== Listed entries
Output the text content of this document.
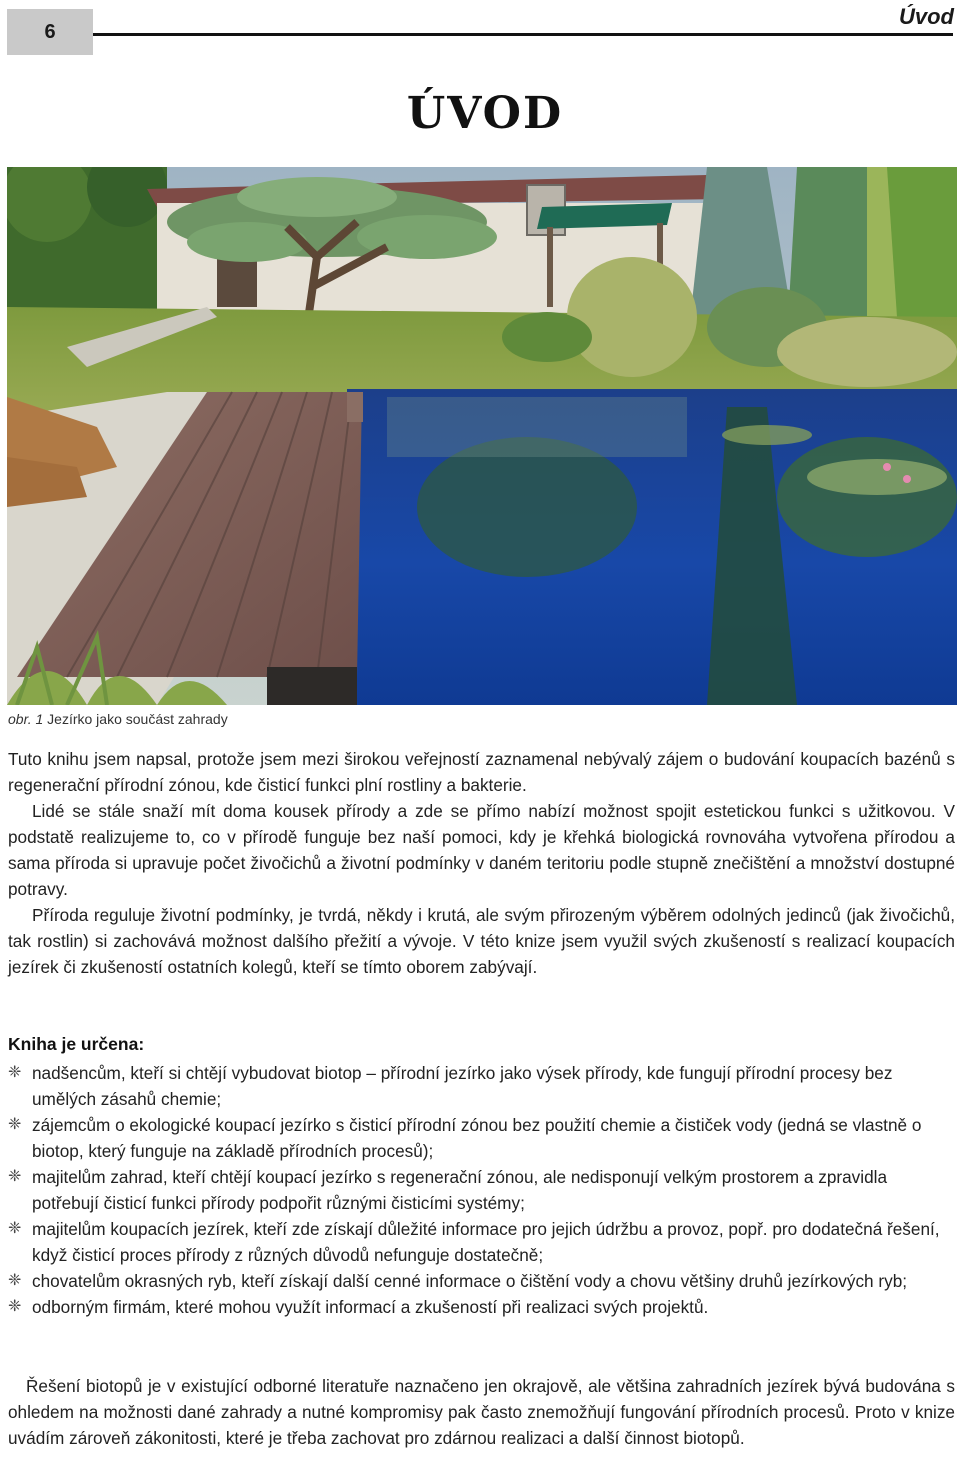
6
Úvod
ÚVOD
obr. 1 Jezírko jako součást zahrady

Tuto knihu jsem napsal, protože jsem mezi širokou veřejností zaznamenal nebývalý zájem o budování koupacích bazénů s regenerační přírodní zónou, kde čisticí funkci plní rostliny a bakterie.

Lidé se stále snaží mít doma kousek přírody a zde se přímo nabízí možnost spojit estetickou funkci s užitkovou. V podstatě realizujeme to, co v přírodě funguje bez naší pomoci, kdy je křehká biologická rovnováha vytvořena přírodou a sama příroda si upravuje počet živočichů a životní podmínky v daném teritoriu podle stupně znečištění a množství dostupné potravy.

Příroda reguluje životní podmínky, je tvrdá, někdy i krutá, ale svým přirozeným výběrem odolných jedinců (jak živočichů, tak rostlin) si zachovává možnost dalšího přežití a vývoje. V této knize jsem využil svých zkušeností s realizací koupacích jezírek či zkušeností ostatních kolegů, kteří se tímto oborem zabývají.

Kniha je určena:
❈ nadšencům, kteří si chtějí vybudovat biotop – přírodní jezírko jako výsek přírody, kde fungují přírodní procesy bez umělých zásahů chemie;
❈ zájemcům o ekologické koupací jezírko s čisticí přírodní zónou bez použití chemie a čističek vody (jedná se vlastně o biotop, který funguje na základě přírodních procesů);
❈ majitelům zahrad, kteří chtějí koupací jezírko s regenerační zónou, ale nedisponují velkým prostorem a zpravidla potřebují čisticí funkci přírody podpořit různými čisticími systémy;
❈ majitelům koupacích jezírek, kteří zde získají důležité informace pro jejich údržbu a provoz, popř. pro dodatečná řešení, když čisticí proces přírody z různých důvodů nefunguje dostatečně;
❈ chovatelům okrasných ryb, kteří získají další cenné informace o čištění vody a chovu většiny druhů jezírkových ryb;
❈ odborným firmám, které mohou využít informací a zkušeností při realizaci svých projektů.

Řešení biotopů je v existující odborné literatuře naznačeno jen okrajově, ale většina zahradních jezírek bývá budována s ohledem na možnosti dané zahrady a nutné kompromisy pak často znemožňují fungování přírodních procesů. Proto v knize uvádím zároveň zákonitosti, které je třeba zachovat pro zdárnou realizaci a další činnost biotopů.
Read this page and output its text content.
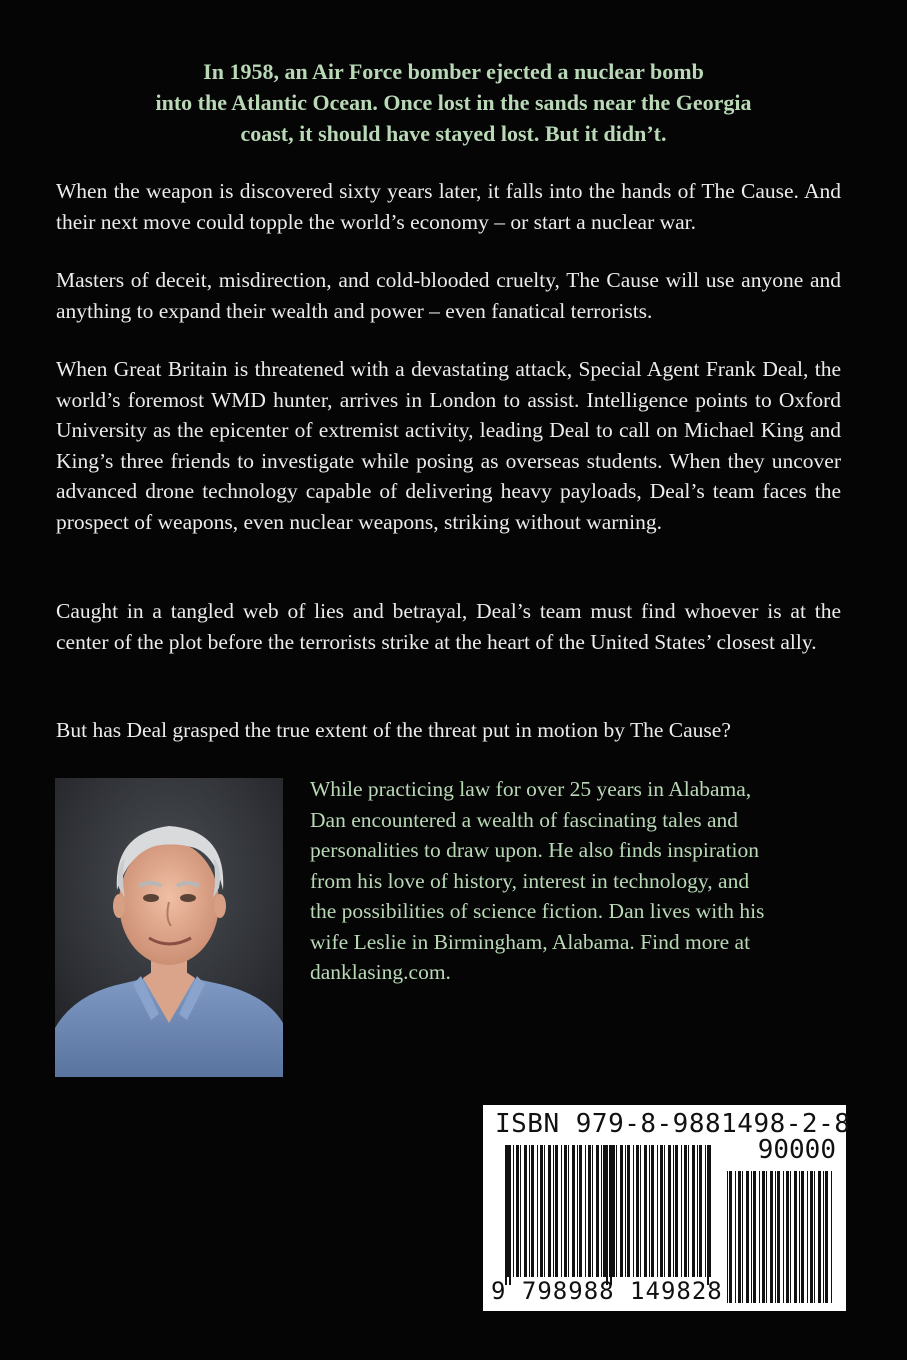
In 1958, an Air Force bomber ejected a nuclear bomb
into the Atlantic Ocean. Once lost in the sands near the Georgia
coast, it should have stayed lost. But it didn’t.

When the weapon is discovered sixty years later, it falls into the hands of The Cause. And their next move could topple the world’s economy – or start a nuclear war.

Masters of deceit, misdirection, and cold-blooded cruelty, The Cause will use anyone and anything to expand their wealth and power – even fanatical terrorists.

When Great Britain is threatened with a devastating attack, Special Agent Frank Deal, the world’s foremost WMD hunter, arrives in London to assist. Intelligence points to Oxford University as the epicenter of extremist activity, leading Deal to call on Michael King and King’s three friends to investigate while posing as overseas students. When they uncover advanced drone technology capable of delivering heavy payloads, Deal’s team faces the prospect of weapons, even nuclear weapons, striking without warning.

Caught in a tangled web of lies and betrayal, Deal’s team must find whoever is at the center of the plot before the terrorists strike at the heart of the United States’ closest ally.

But has Deal grasped the true extent of the threat put in motion by The Cause?

While practicing law for over 25 years in Alabama,
Dan encountered a wealth of fascinating tales and
personalities to draw upon. He also finds inspiration
from his love of history, interest in technology, and
the possibilities of science fiction. Dan lives with his
wife Leslie in Birmingham, Alabama. Find more at
danklasing.com.
ISBN 979-8-9881498-2-8
90000
9 798988 149828
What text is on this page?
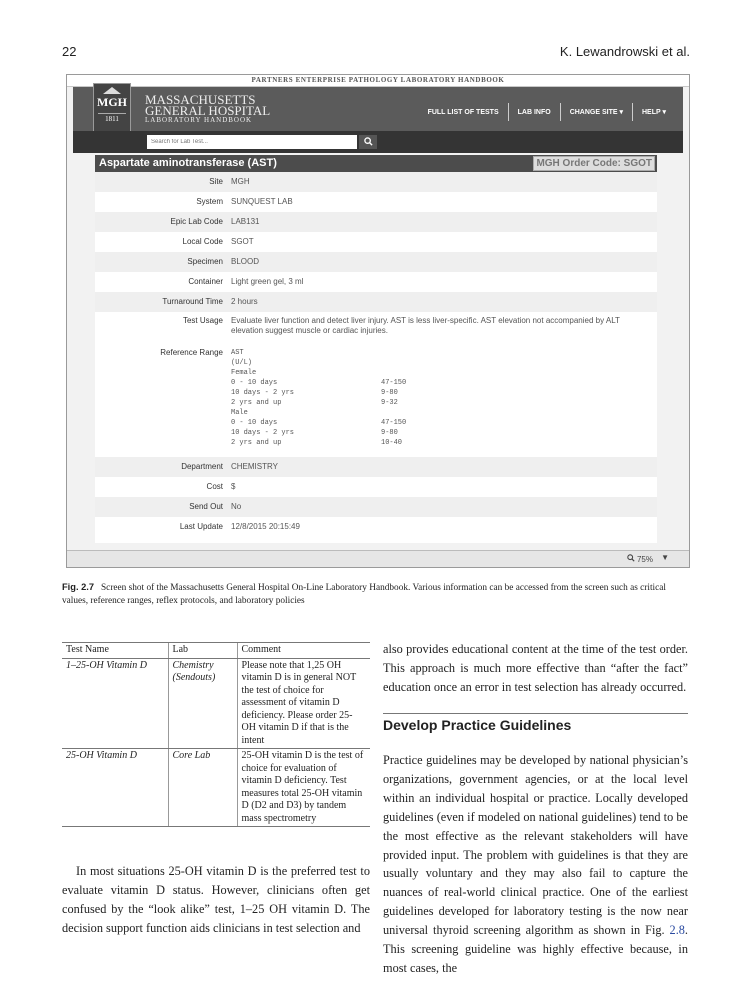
22	K. Lewandrowski et al.
PARTNERS ENTERPRISE PATHOLOGY LABORATORY HANDBOOK
MGH
1811
MASSACHUSETTS
GENERAL HOSPITAL
LABORATORY HANDBOOK
FULL LIST OF TESTS	LAB INFO	CHANGE SITE ▾	HELP ▾
Search for Lab Test...
Aspartate aminotransferase (AST)	MGH Order Code: SGOT
Site	MGH
System	SUNQUEST LAB
Epic Lab Code	LAB131
Local Code	SGOT
Specimen	BLOOD
Container	Light green gel, 3 ml
Turnaround Time	2 hours
Test Usage	Evaluate liver function and detect liver injury. AST is less liver-specific. AST elevation not accompanied by ALT elevation suggest muscle or cardiac injuries.
Reference Range	AST
(U/L)
Female
0 - 10 days	47-150
10 days - 2 yrs	9-80
2 yrs and up	9-32
Male
0 - 10 days	47-150
10 days - 2 yrs	9-80
2 yrs and up	10-40
Department	CHEMISTRY
Cost	$
Send Out	No
Last Update	12/8/2015 20:15:49
75% ▼
Fig. 2.7 Screen shot of the Massachusetts General Hospital On-Line Laboratory Handbook. Various information can be accessed from the screen such as critical values, reference ranges, reflex protocols, and laboratory policies
Test Name	Lab	Comment
1–25-OH Vitamin D	Chemistry (Sendouts)	Please note that 1,25 OH vitamin D is in general NOT the test of choice for assessment of vitamin D deficiency. Please order 25-OH vitamin D if that is the intent
25-OH Vitamin D	Core Lab	25-OH vitamin D is the test of choice for evaluation of vitamin D deficiency. Test measures total 25-OH vitamin D (D2 and D3) by tandem mass spectrometry
In most situations 25-OH vitamin D is the preferred test to evaluate vitamin D status. However, clinicians often get confused by the “look alike” test, 1–25 OH vitamin D. The decision support function aids clinicians in test selection and
also provides educational content at the time of the test order. This approach is much more effective than “after the fact” education once an error in test selection has already occurred.
Develop Practice Guidelines
Practice guidelines may be developed by national physician’s organizations, government agencies, or at the local level within an individual hospital or practice. Locally developed guidelines (even if modeled on national guidelines) tend to be the most effective as the relevant stakeholders will have provided input. The problem with guidelines is that they are usually voluntary and they may also fail to capture the nuances of real-world clinical practice. One of the earliest guidelines developed for laboratory testing is the now near universal thyroid screening algorithm as shown in Fig. 2.8. This screening guideline was highly effective because, in most cases, the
====
[Exercise task]:
From the entries, report each line that includes the word "procesů".

[Task solution]:
❈ zájemcům o ekologické koupací jezírko s čisticí přírodní zónou bez použití chemie a čističek vody (jedná se vlastně o biotop, který funguje na základě přírodních procesů);
Řešení biotopů je v existující odborné literatuře naznačeno jen okrajově, ale většina zahradních jezírek bývá budována s ohledem na možnosti dané zahrady a nutné kompromisy pak často znemožňují fungování přírodních procesů. Proto v knize uvádím zároveň zákonitosti, které je třeba zachovat pro zdárnou realizaci a další činnost biotopů.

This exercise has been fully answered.